What is being asked => Quote each record exactly, please, leaving none out.

** Start Data in this exercise **

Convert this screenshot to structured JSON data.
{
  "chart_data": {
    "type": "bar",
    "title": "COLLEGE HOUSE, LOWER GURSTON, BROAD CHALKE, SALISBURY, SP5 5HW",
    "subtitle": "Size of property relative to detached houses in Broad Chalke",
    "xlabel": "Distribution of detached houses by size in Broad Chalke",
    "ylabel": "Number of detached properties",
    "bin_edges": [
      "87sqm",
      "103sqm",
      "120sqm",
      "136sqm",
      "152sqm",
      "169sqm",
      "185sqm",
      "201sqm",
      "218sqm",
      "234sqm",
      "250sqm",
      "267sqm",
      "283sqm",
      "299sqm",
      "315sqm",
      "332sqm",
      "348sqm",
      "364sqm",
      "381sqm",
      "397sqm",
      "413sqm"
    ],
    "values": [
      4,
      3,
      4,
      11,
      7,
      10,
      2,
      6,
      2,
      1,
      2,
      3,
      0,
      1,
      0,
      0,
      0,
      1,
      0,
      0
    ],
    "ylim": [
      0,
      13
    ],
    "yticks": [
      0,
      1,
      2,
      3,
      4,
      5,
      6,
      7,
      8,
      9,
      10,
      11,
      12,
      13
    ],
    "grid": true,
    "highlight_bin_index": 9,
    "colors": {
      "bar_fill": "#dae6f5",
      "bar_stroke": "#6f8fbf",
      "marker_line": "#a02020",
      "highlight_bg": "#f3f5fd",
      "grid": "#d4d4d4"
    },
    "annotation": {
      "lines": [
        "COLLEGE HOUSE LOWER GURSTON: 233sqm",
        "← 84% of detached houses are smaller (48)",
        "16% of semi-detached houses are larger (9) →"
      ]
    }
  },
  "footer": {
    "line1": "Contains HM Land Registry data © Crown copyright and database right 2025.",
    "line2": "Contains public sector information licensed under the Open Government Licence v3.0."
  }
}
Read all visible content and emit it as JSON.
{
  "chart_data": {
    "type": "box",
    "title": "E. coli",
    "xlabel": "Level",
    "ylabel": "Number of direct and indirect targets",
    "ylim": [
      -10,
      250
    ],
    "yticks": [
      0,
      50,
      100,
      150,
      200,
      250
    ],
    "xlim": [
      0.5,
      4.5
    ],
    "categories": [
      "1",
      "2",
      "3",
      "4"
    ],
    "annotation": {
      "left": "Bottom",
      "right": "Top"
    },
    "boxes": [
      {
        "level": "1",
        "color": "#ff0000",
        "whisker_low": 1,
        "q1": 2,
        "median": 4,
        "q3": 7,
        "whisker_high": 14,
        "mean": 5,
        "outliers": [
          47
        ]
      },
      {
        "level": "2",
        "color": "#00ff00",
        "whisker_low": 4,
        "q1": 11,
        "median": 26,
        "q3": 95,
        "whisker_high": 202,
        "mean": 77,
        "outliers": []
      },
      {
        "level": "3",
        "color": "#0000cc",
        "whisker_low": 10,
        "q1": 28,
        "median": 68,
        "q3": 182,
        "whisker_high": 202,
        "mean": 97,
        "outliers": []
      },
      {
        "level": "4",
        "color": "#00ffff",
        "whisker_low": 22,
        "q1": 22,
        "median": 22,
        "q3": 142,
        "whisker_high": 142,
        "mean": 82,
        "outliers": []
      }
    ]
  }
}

** End Data in this exercise **

Exercise result =>
Convert this screenshot to structured JSON data.
{
  "chart_data": {
    "type": "bar",
    "title": "COLLEGE HOUSE, LOWER GURSTON, BROAD CHALKE, SALISBURY, SP5 5HW",
    "subtitle": "Size of property relative to detached houses in Broad Chalke",
    "xlabel": "Distribution of detached houses by size in Broad Chalke",
    "ylabel": "Number of detached properties",
    "bin_edges": [
      "87sqm",
      "103sqm",
      "120sqm",
      "136sqm",
      "152sqm",
      "169sqm",
      "185sqm",
      "201sqm",
      "218sqm",
      "234sqm",
      "250sqm",
      "267sqm",
      "283sqm",
      "299sqm",
      "315sqm",
      "332sqm",
      "348sqm",
      "364sqm",
      "381sqm",
      "397sqm",
      "413sqm"
    ],
    "values": [
      4,
      3,
      4,
      11,
      7,
      10,
      2,
      6,
      2,
      1,
      2,
      3,
      0,
      1,
      0,
      0,
      0,
      1,
      0,
      0
    ],
    "ylim": [
      0,
      13
    ],
    "yticks": [
      0,
      1,
      2,
      3,
      4,
      5,
      6,
      7,
      8,
      9,
      10,
      11,
      12,
      13
    ],
    "grid": true,
    "highlight_bin_index": 9,
    "colors": {
      "bar_fill": "#dae6f5",
      "bar_stroke": "#6f8fbf",
      "marker_line": "#a02020",
      "highlight_bg": "#f3f5fd",
      "grid": "#d4d4d4"
    },
    "annotation": {
      "lines": [
        "COLLEGE HOUSE LOWER GURSTON: 233sqm",
        "← 84% of detached houses are smaller (48)",
        "16% of semi-detached houses are larger (9) →"
      ]
    }
  },
  "footer": {
    "line1": "Contains HM Land Registry data © Crown copyright and database right 2025.",
    "line2": "Contains public sector information licensed under the Open Government Licence v3.0."
  }
}
Read all visible content and emit it as JSON.
{
  "chart_data": {
    "type": "box",
    "title": "E. coli",
    "xlabel": "Level",
    "ylabel": "Number of direct and indirect targets",
    "ylim": [
      -10,
      250
    ],
    "yticks": [
      0,
      50,
      100,
      150,
      200,
      250
    ],
    "xlim": [
      0.5,
      4.5
    ],
    "categories": [
      "1",
      "2",
      "3",
      "4"
    ],
    "annotation": {
      "left": "Bottom",
      "right": "Top"
    },
    "boxes": [
      {
        "level": "1",
        "color": "#ff0000",
        "whisker_low": 1,
        "q1": 2,
        "median": 4,
        "q3": 7,
        "whisker_high": 14,
        "mean": 5,
        "outliers": [
          47
        ]
      },
      {
        "level": "2",
        "color": "#00ff00",
        "whisker_low": 4,
        "q1": 11,
        "median": 26,
        "q3": 95,
        "whisker_high": 202,
        "mean": 77,
        "outliers": []
      },
      {
        "level": "3",
        "color": "#0000cc",
        "whisker_low": 10,
        "q1": 28,
        "median": 68,
        "q3": 182,
        "whisker_high": 202,
        "mean": 97,
        "outliers": []
      },
      {
        "level": "4",
        "color": "#00ffff",
        "whisker_low": 22,
        "q1": 22,
        "median": 22,
        "q3": 142,
        "whisker_high": 142,
        "mean": 82,
        "outliers": []
      }
    ]
  }
}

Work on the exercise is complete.